• **STATED TASK**
Every line in the listing is to be echoed verbatim.

• **DATA RECORDS**
⁂

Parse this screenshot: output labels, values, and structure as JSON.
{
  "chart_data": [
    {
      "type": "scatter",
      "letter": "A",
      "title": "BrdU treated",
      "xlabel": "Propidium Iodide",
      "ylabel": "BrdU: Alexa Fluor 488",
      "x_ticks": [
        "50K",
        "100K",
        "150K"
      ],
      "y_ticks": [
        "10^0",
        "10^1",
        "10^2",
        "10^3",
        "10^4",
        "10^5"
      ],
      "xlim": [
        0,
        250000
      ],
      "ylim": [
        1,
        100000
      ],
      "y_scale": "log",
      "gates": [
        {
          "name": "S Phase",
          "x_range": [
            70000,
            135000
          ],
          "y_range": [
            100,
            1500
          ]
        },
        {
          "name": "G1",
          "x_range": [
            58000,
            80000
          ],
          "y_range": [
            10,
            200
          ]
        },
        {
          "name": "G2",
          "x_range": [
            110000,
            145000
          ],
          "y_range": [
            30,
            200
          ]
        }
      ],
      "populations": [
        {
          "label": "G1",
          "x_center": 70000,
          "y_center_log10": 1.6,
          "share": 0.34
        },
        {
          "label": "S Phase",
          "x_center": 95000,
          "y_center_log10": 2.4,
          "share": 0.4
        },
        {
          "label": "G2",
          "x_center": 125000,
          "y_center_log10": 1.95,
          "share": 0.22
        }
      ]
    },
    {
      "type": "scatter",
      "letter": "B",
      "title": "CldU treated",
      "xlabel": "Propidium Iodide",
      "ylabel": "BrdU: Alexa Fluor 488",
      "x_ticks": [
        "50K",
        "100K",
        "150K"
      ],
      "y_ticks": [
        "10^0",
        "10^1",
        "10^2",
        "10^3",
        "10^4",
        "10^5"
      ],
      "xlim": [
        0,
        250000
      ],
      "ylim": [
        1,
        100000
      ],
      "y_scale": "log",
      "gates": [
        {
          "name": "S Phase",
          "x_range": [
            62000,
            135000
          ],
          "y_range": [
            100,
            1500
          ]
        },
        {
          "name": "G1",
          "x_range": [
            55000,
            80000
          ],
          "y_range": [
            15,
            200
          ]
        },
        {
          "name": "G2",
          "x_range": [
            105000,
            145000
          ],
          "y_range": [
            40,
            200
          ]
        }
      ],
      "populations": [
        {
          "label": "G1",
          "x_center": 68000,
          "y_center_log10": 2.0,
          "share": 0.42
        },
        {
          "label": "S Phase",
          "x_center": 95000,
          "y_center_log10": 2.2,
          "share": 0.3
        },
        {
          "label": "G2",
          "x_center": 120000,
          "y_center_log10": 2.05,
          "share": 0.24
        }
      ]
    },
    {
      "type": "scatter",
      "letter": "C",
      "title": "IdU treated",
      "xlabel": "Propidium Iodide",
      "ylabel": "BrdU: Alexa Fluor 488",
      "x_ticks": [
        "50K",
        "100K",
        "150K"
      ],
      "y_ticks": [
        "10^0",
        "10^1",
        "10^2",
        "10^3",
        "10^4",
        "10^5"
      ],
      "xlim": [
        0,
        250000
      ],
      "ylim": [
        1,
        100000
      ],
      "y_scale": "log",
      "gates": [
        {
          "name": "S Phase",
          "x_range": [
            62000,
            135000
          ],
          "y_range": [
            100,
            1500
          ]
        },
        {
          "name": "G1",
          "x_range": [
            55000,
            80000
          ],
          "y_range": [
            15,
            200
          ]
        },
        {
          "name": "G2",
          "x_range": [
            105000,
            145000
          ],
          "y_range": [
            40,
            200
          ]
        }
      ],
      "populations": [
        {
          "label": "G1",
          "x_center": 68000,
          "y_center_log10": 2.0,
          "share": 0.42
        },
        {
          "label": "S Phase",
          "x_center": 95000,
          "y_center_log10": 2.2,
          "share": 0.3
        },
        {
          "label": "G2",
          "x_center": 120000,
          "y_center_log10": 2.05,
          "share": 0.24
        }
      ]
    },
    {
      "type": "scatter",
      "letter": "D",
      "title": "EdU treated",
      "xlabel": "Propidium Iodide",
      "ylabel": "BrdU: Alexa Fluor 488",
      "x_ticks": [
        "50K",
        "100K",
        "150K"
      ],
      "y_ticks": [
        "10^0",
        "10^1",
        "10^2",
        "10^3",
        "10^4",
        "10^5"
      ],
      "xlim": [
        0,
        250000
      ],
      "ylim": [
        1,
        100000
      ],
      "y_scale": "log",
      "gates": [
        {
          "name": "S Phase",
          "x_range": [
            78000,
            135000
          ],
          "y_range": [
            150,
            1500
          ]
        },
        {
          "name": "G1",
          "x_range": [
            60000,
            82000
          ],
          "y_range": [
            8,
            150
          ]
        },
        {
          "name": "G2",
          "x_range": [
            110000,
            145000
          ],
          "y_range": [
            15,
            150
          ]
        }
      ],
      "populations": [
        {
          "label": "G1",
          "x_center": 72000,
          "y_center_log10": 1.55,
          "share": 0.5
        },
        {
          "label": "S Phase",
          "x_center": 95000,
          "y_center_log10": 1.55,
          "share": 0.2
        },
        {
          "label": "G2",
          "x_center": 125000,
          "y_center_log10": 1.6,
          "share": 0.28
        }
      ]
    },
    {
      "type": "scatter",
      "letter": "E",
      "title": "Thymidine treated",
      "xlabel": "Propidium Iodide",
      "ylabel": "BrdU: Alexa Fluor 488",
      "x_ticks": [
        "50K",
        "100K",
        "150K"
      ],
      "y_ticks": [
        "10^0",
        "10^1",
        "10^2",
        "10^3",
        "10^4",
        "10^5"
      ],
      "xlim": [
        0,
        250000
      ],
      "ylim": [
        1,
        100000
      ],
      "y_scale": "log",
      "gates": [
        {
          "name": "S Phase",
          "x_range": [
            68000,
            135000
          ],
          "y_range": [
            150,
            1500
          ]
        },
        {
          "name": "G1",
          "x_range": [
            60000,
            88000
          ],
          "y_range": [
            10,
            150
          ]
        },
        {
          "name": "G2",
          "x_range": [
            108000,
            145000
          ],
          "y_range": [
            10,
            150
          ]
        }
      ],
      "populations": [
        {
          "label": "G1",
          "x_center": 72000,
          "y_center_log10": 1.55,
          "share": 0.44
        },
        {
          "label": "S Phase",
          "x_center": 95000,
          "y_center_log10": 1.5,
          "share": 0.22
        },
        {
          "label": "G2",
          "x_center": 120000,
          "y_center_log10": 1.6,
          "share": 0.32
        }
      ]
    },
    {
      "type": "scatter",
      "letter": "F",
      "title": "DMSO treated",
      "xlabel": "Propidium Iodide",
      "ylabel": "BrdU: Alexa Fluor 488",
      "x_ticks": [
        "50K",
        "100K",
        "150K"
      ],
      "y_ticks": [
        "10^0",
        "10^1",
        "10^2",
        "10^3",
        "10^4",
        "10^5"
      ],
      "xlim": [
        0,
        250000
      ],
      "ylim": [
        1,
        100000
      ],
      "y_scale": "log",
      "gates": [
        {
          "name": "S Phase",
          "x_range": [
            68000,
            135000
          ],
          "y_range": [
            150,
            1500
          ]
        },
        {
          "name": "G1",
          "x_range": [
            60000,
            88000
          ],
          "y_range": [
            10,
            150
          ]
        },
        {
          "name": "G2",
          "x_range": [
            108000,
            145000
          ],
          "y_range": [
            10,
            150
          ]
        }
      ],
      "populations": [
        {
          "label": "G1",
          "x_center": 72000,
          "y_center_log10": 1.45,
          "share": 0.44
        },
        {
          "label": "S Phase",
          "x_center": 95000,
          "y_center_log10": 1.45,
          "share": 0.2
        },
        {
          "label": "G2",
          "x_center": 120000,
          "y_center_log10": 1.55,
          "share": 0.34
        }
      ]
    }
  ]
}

⁂

• **RESPONSE TO THIS EXERCISE**
Parse this screenshot: output labels, values, and structure as JSON.
{
  "chart_data": [
    {
      "type": "scatter",
      "letter": "A",
      "title": "BrdU treated",
      "xlabel": "Propidium Iodide",
      "ylabel": "BrdU: Alexa Fluor 488",
      "x_ticks": [
        "50K",
        "100K",
        "150K"
      ],
      "y_ticks": [
        "10^0",
        "10^1",
        "10^2",
        "10^3",
        "10^4",
        "10^5"
      ],
      "xlim": [
        0,
        250000
      ],
      "ylim": [
        1,
        100000
      ],
      "y_scale": "log",
      "gates": [
        {
          "name": "S Phase",
          "x_range": [
            70000,
            135000
          ],
          "y_range": [
            100,
            1500
          ]
        },
        {
          "name": "G1",
          "x_range": [
            58000,
            80000
          ],
          "y_range": [
            10,
            200
          ]
        },
        {
          "name": "G2",
          "x_range": [
            110000,
            145000
          ],
          "y_range": [
            30,
            200
          ]
        }
      ],
      "populations": [
        {
          "label": "G1",
          "x_center": 70000,
          "y_center_log10": 1.6,
          "share": 0.34
        },
        {
          "label": "S Phase",
          "x_center": 95000,
          "y_center_log10": 2.4,
          "share": 0.4
        },
        {
          "label": "G2",
          "x_center": 125000,
          "y_center_log10": 1.95,
          "share": 0.22
        }
      ]
    },
    {
      "type": "scatter",
      "letter": "B",
      "title": "CldU treated",
      "xlabel": "Propidium Iodide",
      "ylabel": "BrdU: Alexa Fluor 488",
      "x_ticks": [
        "50K",
        "100K",
        "150K"
      ],
      "y_ticks": [
        "10^0",
        "10^1",
        "10^2",
        "10^3",
        "10^4",
        "10^5"
      ],
      "xlim": [
        0,
        250000
      ],
      "ylim": [
        1,
        100000
      ],
      "y_scale": "log",
      "gates": [
        {
          "name": "S Phase",
          "x_range": [
            62000,
            135000
          ],
          "y_range": [
            100,
            1500
          ]
        },
        {
          "name": "G1",
          "x_range": [
            55000,
            80000
          ],
          "y_range": [
            15,
            200
          ]
        },
        {
          "name": "G2",
          "x_range": [
            105000,
            145000
          ],
          "y_range": [
            40,
            200
          ]
        }
      ],
      "populations": [
        {
          "label": "G1",
          "x_center": 68000,
          "y_center_log10": 2.0,
          "share": 0.42
        },
        {
          "label": "S Phase",
          "x_center": 95000,
          "y_center_log10": 2.2,
          "share": 0.3
        },
        {
          "label": "G2",
          "x_center": 120000,
          "y_center_log10": 2.05,
          "share": 0.24
        }
      ]
    },
    {
      "type": "scatter",
      "letter": "C",
      "title": "IdU treated",
      "xlabel": "Propidium Iodide",
      "ylabel": "BrdU: Alexa Fluor 488",
      "x_ticks": [
        "50K",
        "100K",
        "150K"
      ],
      "y_ticks": [
        "10^0",
        "10^1",
        "10^2",
        "10^3",
        "10^4",
        "10^5"
      ],
      "xlim": [
        0,
        250000
      ],
      "ylim": [
        1,
        100000
      ],
      "y_scale": "log",
      "gates": [
        {
          "name": "S Phase",
          "x_range": [
            62000,
            135000
          ],
          "y_range": [
            100,
            1500
          ]
        },
        {
          "name": "G1",
          "x_range": [
            55000,
            80000
          ],
          "y_range": [
            15,
            200
          ]
        },
        {
          "name": "G2",
          "x_range": [
            105000,
            145000
          ],
          "y_range": [
            40,
            200
          ]
        }
      ],
      "populations": [
        {
          "label": "G1",
          "x_center": 68000,
          "y_center_log10": 2.0,
          "share": 0.42
        },
        {
          "label": "S Phase",
          "x_center": 95000,
          "y_center_log10": 2.2,
          "share": 0.3
        },
        {
          "label": "G2",
          "x_center": 120000,
          "y_center_log10": 2.05,
          "share": 0.24
        }
      ]
    },
    {
      "type": "scatter",
      "letter": "D",
      "title": "EdU treated",
      "xlabel": "Propidium Iodide",
      "ylabel": "BrdU: Alexa Fluor 488",
      "x_ticks": [
        "50K",
        "100K",
        "150K"
      ],
      "y_ticks": [
        "10^0",
        "10^1",
        "10^2",
        "10^3",
        "10^4",
        "10^5"
      ],
      "xlim": [
        0,
        250000
      ],
      "ylim": [
        1,
        100000
      ],
      "y_scale": "log",
      "gates": [
        {
          "name": "S Phase",
          "x_range": [
            78000,
            135000
          ],
          "y_range": [
            150,
            1500
          ]
        },
        {
          "name": "G1",
          "x_range": [
            60000,
            82000
          ],
          "y_range": [
            8,
            150
          ]
        },
        {
          "name": "G2",
          "x_range": [
            110000,
            145000
          ],
          "y_range": [
            15,
            150
          ]
        }
      ],
      "populations": [
        {
          "label": "G1",
          "x_center": 72000,
          "y_center_log10": 1.55,
          "share": 0.5
        },
        {
          "label": "S Phase",
          "x_center": 95000,
          "y_center_log10": 1.55,
          "share": 0.2
        },
        {
          "label": "G2",
          "x_center": 125000,
          "y_center_log10": 1.6,
          "share": 0.28
        }
      ]
    },
    {
      "type": "scatter",
      "letter": "E",
      "title": "Thymidine treated",
      "xlabel": "Propidium Iodide",
      "ylabel": "BrdU: Alexa Fluor 488",
      "x_ticks": [
        "50K",
        "100K",
        "150K"
      ],
      "y_ticks": [
        "10^0",
        "10^1",
        "10^2",
        "10^3",
        "10^4",
        "10^5"
      ],
      "xlim": [
        0,
        250000
      ],
      "ylim": [
        1,
        100000
      ],
      "y_scale": "log",
      "gates": [
        {
          "name": "S Phase",
          "x_range": [
            68000,
            135000
          ],
          "y_range": [
            150,
            1500
          ]
        },
        {
          "name": "G1",
          "x_range": [
            60000,
            88000
          ],
          "y_range": [
            10,
            150
          ]
        },
        {
          "name": "G2",
          "x_range": [
            108000,
            145000
          ],
          "y_range": [
            10,
            150
          ]
        }
      ],
      "populations": [
        {
          "label": "G1",
          "x_center": 72000,
          "y_center_log10": 1.55,
          "share": 0.44
        },
        {
          "label": "S Phase",
          "x_center": 95000,
          "y_center_log10": 1.5,
          "share": 0.22
        },
        {
          "label": "G2",
          "x_center": 120000,
          "y_center_log10": 1.6,
          "share": 0.32
        }
      ]
    },
    {
      "type": "scatter",
      "letter": "F",
      "title": "DMSO treated",
      "xlabel": "Propidium Iodide",
      "ylabel": "BrdU: Alexa Fluor 488",
      "x_ticks": [
        "50K",
        "100K",
        "150K"
      ],
      "y_ticks": [
        "10^0",
        "10^1",
        "10^2",
        "10^3",
        "10^4",
        "10^5"
      ],
      "xlim": [
        0,
        250000
      ],
      "ylim": [
        1,
        100000
      ],
      "y_scale": "log",
      "gates": [
        {
          "name": "S Phase",
          "x_range": [
            68000,
            135000
          ],
          "y_range": [
            150,
            1500
          ]
        },
        {
          "name": "G1",
          "x_range": [
            60000,
            88000
          ],
          "y_range": [
            10,
            150
          ]
        },
        {
          "name": "G2",
          "x_range": [
            108000,
            145000
          ],
          "y_range": [
            10,
            150
          ]
        }
      ],
      "populations": [
        {
          "label": "G1",
          "x_center": 72000,
          "y_center_log10": 1.45,
          "share": 0.44
        },
        {
          "label": "S Phase",
          "x_center": 95000,
          "y_center_log10": 1.45,
          "share": 0.2
        },
        {
          "label": "G2",
          "x_center": 120000,
          "y_center_log10": 1.55,
          "share": 0.34
        }
      ]
    }
  ]
}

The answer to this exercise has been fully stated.